### BRIEF:
Reproduce all of the data exactly, with no line skipped.

Data records:
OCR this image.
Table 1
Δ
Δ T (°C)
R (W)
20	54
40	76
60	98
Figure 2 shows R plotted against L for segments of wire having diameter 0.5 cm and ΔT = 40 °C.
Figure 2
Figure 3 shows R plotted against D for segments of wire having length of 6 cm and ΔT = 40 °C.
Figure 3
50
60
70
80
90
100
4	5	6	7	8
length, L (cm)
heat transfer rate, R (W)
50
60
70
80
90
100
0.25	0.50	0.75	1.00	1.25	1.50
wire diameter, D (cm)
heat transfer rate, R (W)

### TASK RESULT:
OCR this image.
Table 1
Δ
Δ T (°C)
R (W)
20	54
40	76
60	98
Figure 2 shows R plotted against L for segments of wire having diameter 0.5 cm and ΔT = 40 °C.
Figure 2
Figure 3 shows R plotted against D for segments of wire having length of 6 cm and ΔT = 40 °C.
Figure 3
50
60
70
80
90
100
4	5	6	7	8
length, L (cm)
heat transfer rate, R (W)
50
60
70
80
90
100
0.25	0.50	0.75	1.00	1.25	1.50
wire diameter, D (cm)
heat transfer rate, R (W)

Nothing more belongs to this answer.